Exercise objective: Repeat the records below exactly as they appear.
*-*-*
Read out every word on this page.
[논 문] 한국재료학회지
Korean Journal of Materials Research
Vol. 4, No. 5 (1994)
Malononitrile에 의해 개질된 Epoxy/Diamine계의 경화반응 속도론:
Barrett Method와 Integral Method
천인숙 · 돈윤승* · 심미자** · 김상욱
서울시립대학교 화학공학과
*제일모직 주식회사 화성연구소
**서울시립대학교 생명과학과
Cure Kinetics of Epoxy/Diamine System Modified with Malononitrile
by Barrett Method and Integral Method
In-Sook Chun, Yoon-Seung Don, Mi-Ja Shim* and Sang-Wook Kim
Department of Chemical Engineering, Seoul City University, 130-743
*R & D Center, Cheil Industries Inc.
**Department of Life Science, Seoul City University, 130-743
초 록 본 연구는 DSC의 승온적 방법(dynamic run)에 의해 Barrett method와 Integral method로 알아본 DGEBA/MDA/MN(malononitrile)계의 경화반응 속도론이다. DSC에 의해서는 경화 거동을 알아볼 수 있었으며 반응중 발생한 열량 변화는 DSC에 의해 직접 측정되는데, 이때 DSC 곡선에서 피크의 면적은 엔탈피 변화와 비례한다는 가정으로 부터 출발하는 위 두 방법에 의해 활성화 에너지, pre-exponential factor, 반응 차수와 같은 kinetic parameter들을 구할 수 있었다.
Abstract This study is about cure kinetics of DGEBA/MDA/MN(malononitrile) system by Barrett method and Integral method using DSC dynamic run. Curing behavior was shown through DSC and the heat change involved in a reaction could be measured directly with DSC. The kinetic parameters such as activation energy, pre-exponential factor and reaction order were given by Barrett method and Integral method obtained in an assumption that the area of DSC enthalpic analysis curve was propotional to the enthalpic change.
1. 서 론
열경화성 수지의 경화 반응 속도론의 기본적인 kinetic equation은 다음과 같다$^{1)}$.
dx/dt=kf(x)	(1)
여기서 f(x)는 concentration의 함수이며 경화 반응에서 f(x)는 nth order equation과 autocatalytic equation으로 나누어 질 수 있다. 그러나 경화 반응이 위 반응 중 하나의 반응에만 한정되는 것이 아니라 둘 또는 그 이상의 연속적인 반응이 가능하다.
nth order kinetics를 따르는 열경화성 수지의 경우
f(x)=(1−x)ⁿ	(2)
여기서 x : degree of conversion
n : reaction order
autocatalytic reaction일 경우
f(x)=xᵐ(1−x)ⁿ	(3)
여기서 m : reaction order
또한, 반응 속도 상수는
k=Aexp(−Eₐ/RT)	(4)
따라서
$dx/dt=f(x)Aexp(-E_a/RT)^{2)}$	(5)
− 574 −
*-*-*
Finished task:
Read out every word on this page.
[논 문] 한국재료학회지
Korean Journal of Materials Research
Vol. 4, No. 5 (1994)
Malononitrile에 의해 개질된 Epoxy/Diamine계의 경화반응 속도론:
Barrett Method와 Integral Method
천인숙 · 돈윤승* · 심미자** · 김상욱
서울시립대학교 화학공학과
*제일모직 주식회사 화성연구소
**서울시립대학교 생명과학과
Cure Kinetics of Epoxy/Diamine System Modified with Malononitrile
by Barrett Method and Integral Method
In-Sook Chun, Yoon-Seung Don, Mi-Ja Shim* and Sang-Wook Kim
Department of Chemical Engineering, Seoul City University, 130-743
*R & D Center, Cheil Industries Inc.
**Department of Life Science, Seoul City University, 130-743
초 록 본 연구는 DSC의 승온적 방법(dynamic run)에 의해 Barrett method와 Integral method로 알아본 DGEBA/MDA/MN(malononitrile)계의 경화반응 속도론이다. DSC에 의해서는 경화 거동을 알아볼 수 있었으며 반응중 발생한 열량 변화는 DSC에 의해 직접 측정되는데, 이때 DSC 곡선에서 피크의 면적은 엔탈피 변화와 비례한다는 가정으로 부터 출발하는 위 두 방법에 의해 활성화 에너지, pre-exponential factor, 반응 차수와 같은 kinetic parameter들을 구할 수 있었다.
Abstract This study is about cure kinetics of DGEBA/MDA/MN(malononitrile) system by Barrett method and Integral method using DSC dynamic run. Curing behavior was shown through DSC and the heat change involved in a reaction could be measured directly with DSC. The kinetic parameters such as activation energy, pre-exponential factor and reaction order were given by Barrett method and Integral method obtained in an assumption that the area of DSC enthalpic analysis curve was propotional to the enthalpic change.
1. 서 론
열경화성 수지의 경화 반응 속도론의 기본적인 kinetic equation은 다음과 같다$^{1)}$.
dx/dt=kf(x)	(1)
여기서 f(x)는 concentration의 함수이며 경화 반응에서 f(x)는 nth order equation과 autocatalytic equation으로 나누어 질 수 있다. 그러나 경화 반응이 위 반응 중 하나의 반응에만 한정되는 것이 아니라 둘 또는 그 이상의 연속적인 반응이 가능하다.
nth order kinetics를 따르는 열경화성 수지의 경우
f(x)=(1−x)ⁿ	(2)
여기서 x : degree of conversion
n : reaction order
autocatalytic reaction일 경우
f(x)=xᵐ(1−x)ⁿ	(3)
여기서 m : reaction order
또한, 반응 속도 상수는
k=Aexp(−Eₐ/RT)	(4)
따라서
$dx/dt=f(x)Aexp(-E_a/RT)^{2)}$	(5)
− 574 −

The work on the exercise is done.